» **Items**
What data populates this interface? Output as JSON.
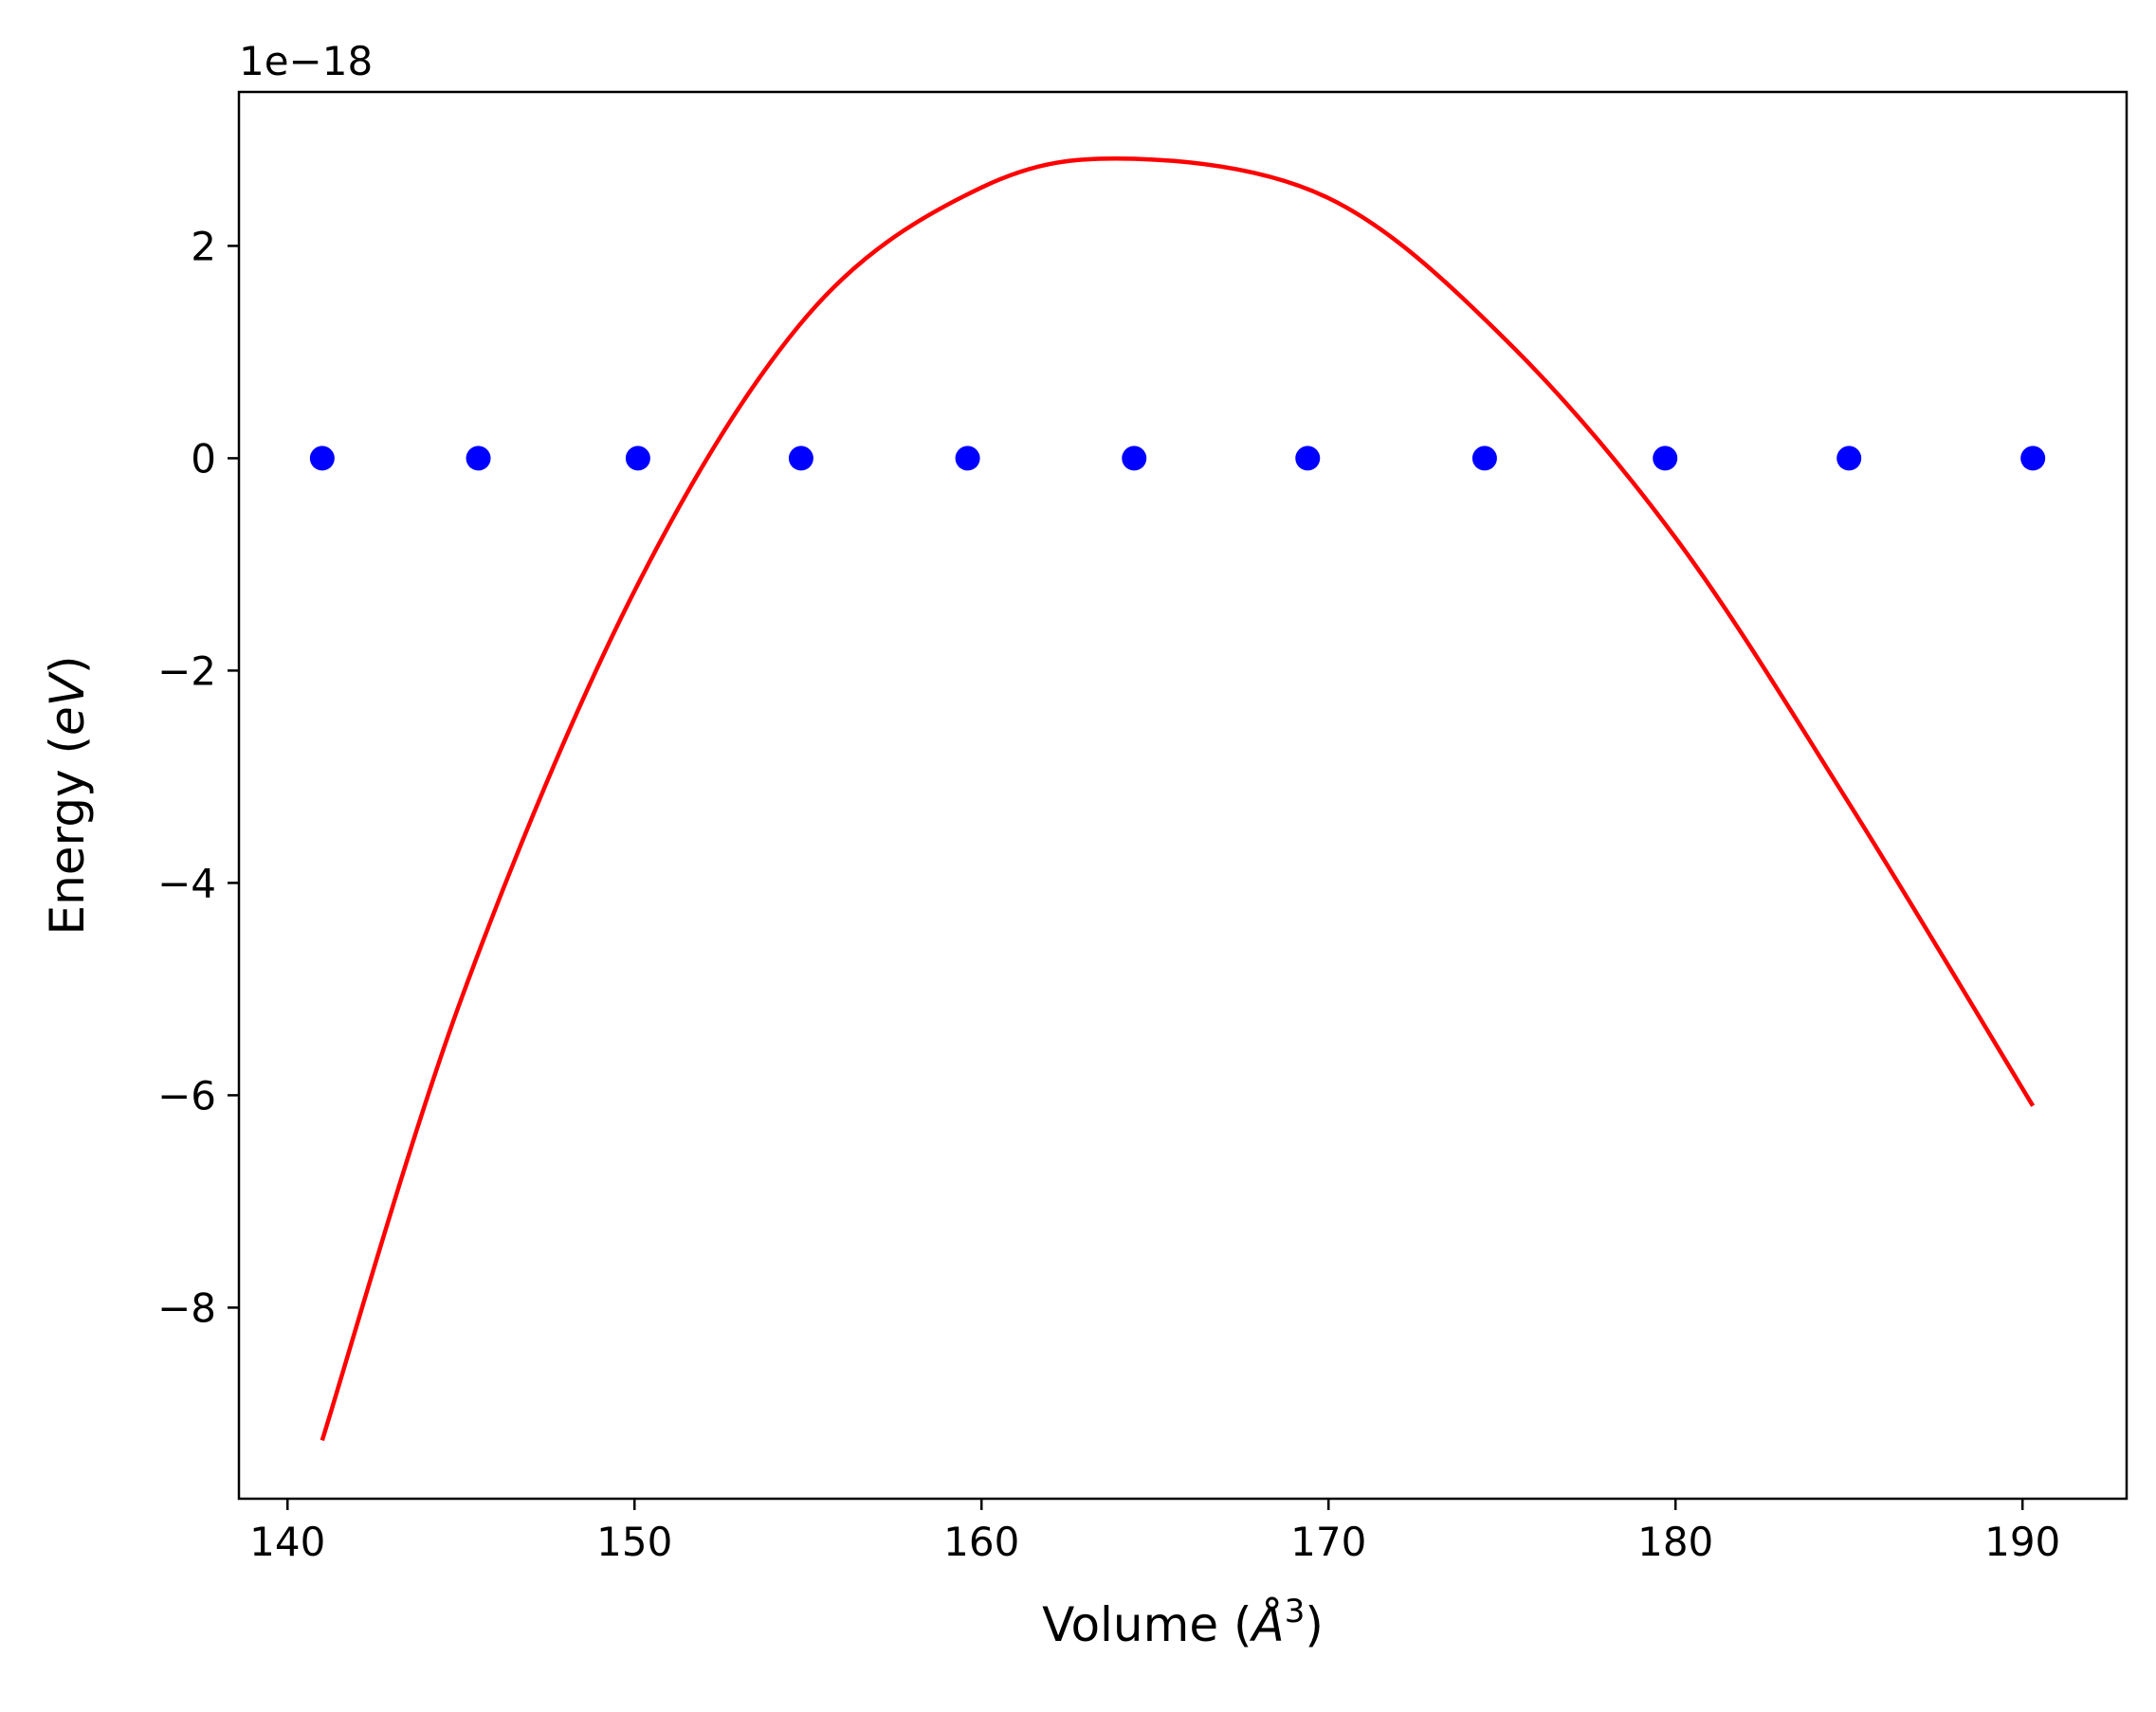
{
  "chart_data": {
    "type": "scatter",
    "title": "",
    "xlabel": "Volume",
    "xlabel_unit_symbol": "Å",
    "xlabel_unit_exponent": "3",
    "ylabel": "Energy",
    "ylabel_unit": "eV",
    "y_offset_text": "1e−18",
    "xlim": [
      138.6,
      193.0
    ],
    "ylim": [
      -9.8,
      3.45
    ],
    "x_ticks": [
      140,
      150,
      160,
      170,
      180,
      190
    ],
    "x_tick_labels": [
      "140",
      "150",
      "160",
      "170",
      "180",
      "190"
    ],
    "y_ticks": [
      -8,
      -6,
      -4,
      -2,
      0,
      2
    ],
    "y_tick_labels": [
      "−8",
      "−6",
      "−4",
      "−2",
      "0",
      "2"
    ],
    "grid": false,
    "series": [
      {
        "kind": "scatter",
        "color": "#0000ff",
        "x": [
          141.0,
          145.5,
          150.1,
          154.8,
          159.6,
          164.4,
          169.4,
          174.5,
          179.7,
          185.0,
          190.3
        ],
        "y": [
          0,
          0,
          0,
          0,
          0,
          0,
          0,
          0,
          0,
          0,
          0
        ]
      },
      {
        "kind": "line",
        "color": "#ff0000",
        "x": [
          141.0,
          145.0,
          150.0,
          155.0,
          160.0,
          164.4,
          170.0,
          175.0,
          180.0,
          185.0,
          190.3
        ],
        "y": [
          -9.25,
          -5.1,
          -1.25,
          1.35,
          2.55,
          2.82,
          2.45,
          1.15,
          -0.75,
          -3.25,
          -6.1
        ]
      }
    ]
  }
}
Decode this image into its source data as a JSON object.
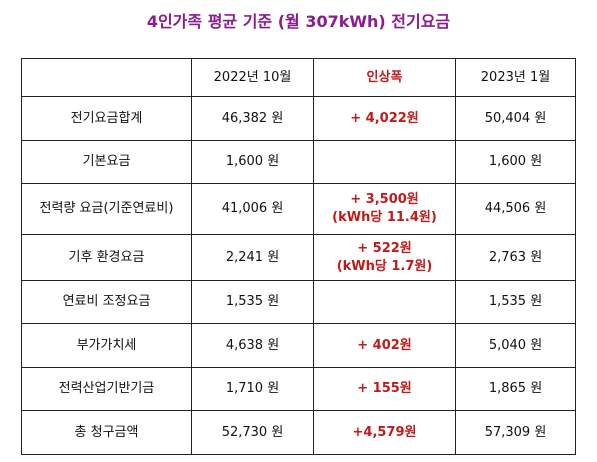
{
  "title": "4인가족 평균 기준 (월 307kWh) 전기요금",
  "table": {
    "headers": [
      "",
      "2022년 10월",
      "인상폭",
      "2023년 1월"
    ],
    "rows": [
      {
        "label": "전기요금합계",
        "oct2022": "46,382 원",
        "increase": [
          "+ 4,022원"
        ],
        "jan2023": "50,404 원"
      },
      {
        "label": "기본요금",
        "oct2022": "1,600 원",
        "increase": [],
        "jan2023": "1,600 원"
      },
      {
        "label": "전력량 요금(기준연료비)",
        "oct2022": "41,006 원",
        "increase": [
          "+ 3,500원",
          "(kWh당 11.4원)"
        ],
        "jan2023": "44,506 원"
      },
      {
        "label": "기후 환경요금",
        "oct2022": "2,241 원",
        "increase": [
          "+ 522원",
          "(kWh당 1.7원)"
        ],
        "jan2023": "2,763 원"
      },
      {
        "label": "연료비 조정요금",
        "oct2022": "1,535 원",
        "increase": [],
        "jan2023": "1,535 원"
      },
      {
        "label": "부가가치세",
        "oct2022": "4,638 원",
        "increase": [
          "+ 402원"
        ],
        "jan2023": "5,040 원"
      },
      {
        "label": "전력산업기반기금",
        "oct2022": "1,710 원",
        "increase": [
          "+ 155원"
        ],
        "jan2023": "1,865 원"
      },
      {
        "label": "총 청구금액",
        "oct2022": "52,730 원",
        "increase": [
          "+4,579원"
        ],
        "jan2023": "57,309 원"
      }
    ]
  },
  "colors": {
    "title": "#8a1c8d",
    "increase": "#c01a1a",
    "border": "#222222"
  }
}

» **What the task requires**
Copy the records above exactly, omitting every picture.

» **Result for this exercise**
What data populates this interface? Output as JSON.
{
  "chart_data": {
    "type": "scatter",
    "title": "",
    "xlabel": "Volume",
    "xlabel_unit_symbol": "Å",
    "xlabel_unit_exponent": "3",
    "ylabel": "Energy",
    "ylabel_unit": "eV",
    "y_offset_text": "1e−18",
    "xlim": [
      138.6,
      193.0
    ],
    "ylim": [
      -9.8,
      3.45
    ],
    "x_ticks": [
      140,
      150,
      160,
      170,
      180,
      190
    ],
    "x_tick_labels": [
      "140",
      "150",
      "160",
      "170",
      "180",
      "190"
    ],
    "y_ticks": [
      -8,
      -6,
      -4,
      -2,
      0,
      2
    ],
    "y_tick_labels": [
      "−8",
      "−6",
      "−4",
      "−2",
      "0",
      "2"
    ],
    "grid": false,
    "series": [
      {
        "kind": "scatter",
        "color": "#0000ff",
        "x": [
          141.0,
          145.5,
          150.1,
          154.8,
          159.6,
          164.4,
          169.4,
          174.5,
          179.7,
          185.0,
          190.3
        ],
        "y": [
          0,
          0,
          0,
          0,
          0,
          0,
          0,
          0,
          0,
          0,
          0
        ]
      },
      {
        "kind": "line",
        "color": "#ff0000",
        "x": [
          141.0,
          145.0,
          150.0,
          155.0,
          160.0,
          164.4,
          170.0,
          175.0,
          180.0,
          185.0,
          190.3
        ],
        "y": [
          -9.25,
          -5.1,
          -1.25,
          1.35,
          2.55,
          2.82,
          2.45,
          1.15,
          -0.75,
          -3.25,
          -6.1
        ]
      }
    ]
  }
}
Decode this image into its source data as a JSON object.
{
  "title": "4인가족 평균 기준 (월 307kWh) 전기요금",
  "table": {
    "headers": [
      "",
      "2022년 10월",
      "인상폭",
      "2023년 1월"
    ],
    "rows": [
      {
        "label": "전기요금합계",
        "oct2022": "46,382 원",
        "increase": [
          "+ 4,022원"
        ],
        "jan2023": "50,404 원"
      },
      {
        "label": "기본요금",
        "oct2022": "1,600 원",
        "increase": [],
        "jan2023": "1,600 원"
      },
      {
        "label": "전력량 요금(기준연료비)",
        "oct2022": "41,006 원",
        "increase": [
          "+ 3,500원",
          "(kWh당 11.4원)"
        ],
        "jan2023": "44,506 원"
      },
      {
        "label": "기후 환경요금",
        "oct2022": "2,241 원",
        "increase": [
          "+ 522원",
          "(kWh당 1.7원)"
        ],
        "jan2023": "2,763 원"
      },
      {
        "label": "연료비 조정요금",
        "oct2022": "1,535 원",
        "increase": [],
        "jan2023": "1,535 원"
      },
      {
        "label": "부가가치세",
        "oct2022": "4,638 원",
        "increase": [
          "+ 402원"
        ],
        "jan2023": "5,040 원"
      },
      {
        "label": "전력산업기반기금",
        "oct2022": "1,710 원",
        "increase": [
          "+ 155원"
        ],
        "jan2023": "1,865 원"
      },
      {
        "label": "총 청구금액",
        "oct2022": "52,730 원",
        "increase": [
          "+4,579원"
        ],
        "jan2023": "57,309 원"
      }
    ]
  },
  "colors": {
    "title": "#8a1c8d",
    "increase": "#c01a1a",
    "border": "#222222"
  }
}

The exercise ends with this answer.